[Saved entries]
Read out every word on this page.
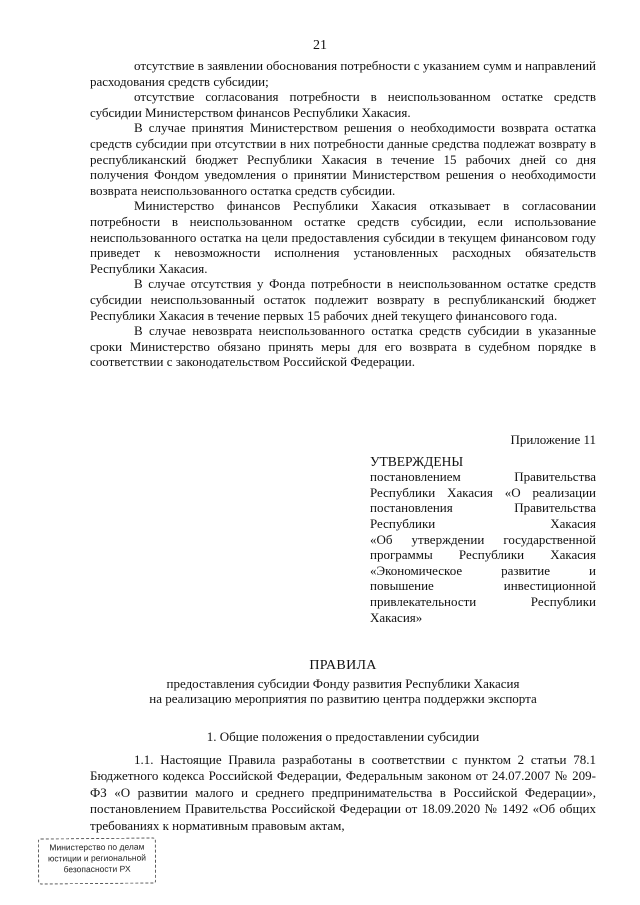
21

отсутствие в заявлении обоснования потребности с указанием сумм и направлений расходования средств субсидии;

отсутствие согласования потребности в неиспользованном остатке средств субсидии Министерством финансов Республики Хакасия.

В случае принятия Министерством решения о необходимости возврата остатка средств субсидии при отсутствии в них потребности данные средства подлежат возврату в республиканский бюджет Республики Хакасия в течение 15 рабочих дней со дня получения Фондом уведомления о принятии Министерством решения о необходимости возврата неиспользованного остатка средств субсидии.

Министерство финансов Республики Хакасия отказывает в согласовании потребности в неиспользованном остатке средств субсидии, если использование неиспользованного остатка на цели предоставления субсидии в текущем финансовом году приведет к невозможности исполнения установленных расходных обязательств Республики Хакасия.

В случае отсутствия у Фонда потребности в неиспользованном остатке средств субсидии неиспользованный остаток подлежит возврату в республиканский бюджет Республики Хакасия в течение первых 15 рабочих дней текущего финансового года.

В случае невозврата неиспользованного остатка средств субсидии в указанные сроки Министерство обязано принять меры для его возврата в судебном порядке в соответствии с законодательством Российской Федерации.

Приложение 11
УТВЕРЖДЕНЫ
постановлением Правительства
Республики Хакасия «О реализации
постановления Правительства
Республики Хакасия
«Об утверждении государственной
программы Республики Хакасия
«Экономическое развитие и
повышение инвестиционной
привлекательности Республики
Хакасия»
ПРАВИЛА
предоставления субсидии Фонду развития Республики Хакасия
на реализацию мероприятия по развитию центра поддержки экспорта
1. Общие положения о предоставлении субсидии

1.1. Настоящие Правила разработаны в соответствии с пунктом 2 статьи 78.1 Бюджетного кодекса Российской Федерации, Федеральным законом от 24.07.2007 № 209-ФЗ «О развитии малого и среднего предпринимательства в Российской Федерации», постановлением Правительства Российской Федерации от 18.09.2020 № 1492 «Об общих требованиях к нормативным правовым актам,

Министерство по делам
юстиции и региональной
безопасности РХ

> [Prompt]
Omit all pictures while transcribing the entries verbatim.

> [Task result]
Read out every word on this page.
21

отсутствие в заявлении обоснования потребности с указанием сумм и направлений расходования средств субсидии;

отсутствие согласования потребности в неиспользованном остатке средств субсидии Министерством финансов Республики Хакасия.

В случае принятия Министерством решения о необходимости возврата остатка средств субсидии при отсутствии в них потребности данные средства подлежат возврату в республиканский бюджет Республики Хакасия в течение 15 рабочих дней со дня получения Фондом уведомления о принятии Министерством решения о необходимости возврата неиспользованного остатка средств субсидии.

Министерство финансов Республики Хакасия отказывает в согласовании потребности в неиспользованном остатке средств субсидии, если использование неиспользованного остатка на цели предоставления субсидии в текущем финансовом году приведет к невозможности исполнения установленных расходных обязательств Республики Хакасия.

В случае отсутствия у Фонда потребности в неиспользованном остатке средств субсидии неиспользованный остаток подлежит возврату в республиканский бюджет Республики Хакасия в течение первых 15 рабочих дней текущего финансового года.

В случае невозврата неиспользованного остатка средств субсидии в указанные сроки Министерство обязано принять меры для его возврата в судебном порядке в соответствии с законодательством Российской Федерации.

Приложение 11
УТВЕРЖДЕНЫ
постановлением Правительства
Республики Хакасия «О реализации
постановления Правительства
Республики Хакасия
«Об утверждении государственной
программы Республики Хакасия
«Экономическое развитие и
повышение инвестиционной
привлекательности Республики
Хакасия»
ПРАВИЛА
предоставления субсидии Фонду развития Республики Хакасия
на реализацию мероприятия по развитию центра поддержки экспорта
1. Общие положения о предоставлении субсидии

1.1. Настоящие Правила разработаны в соответствии с пунктом 2 статьи 78.1 Бюджетного кодекса Российской Федерации, Федеральным законом от 24.07.2007 № 209-ФЗ «О развитии малого и среднего предпринимательства в Российской Федерации», постановлением Правительства Российской Федерации от 18.09.2020 № 1492 «Об общих требованиях к нормативным правовым актам,

Министерство по делам
юстиции и региональной
безопасности РХ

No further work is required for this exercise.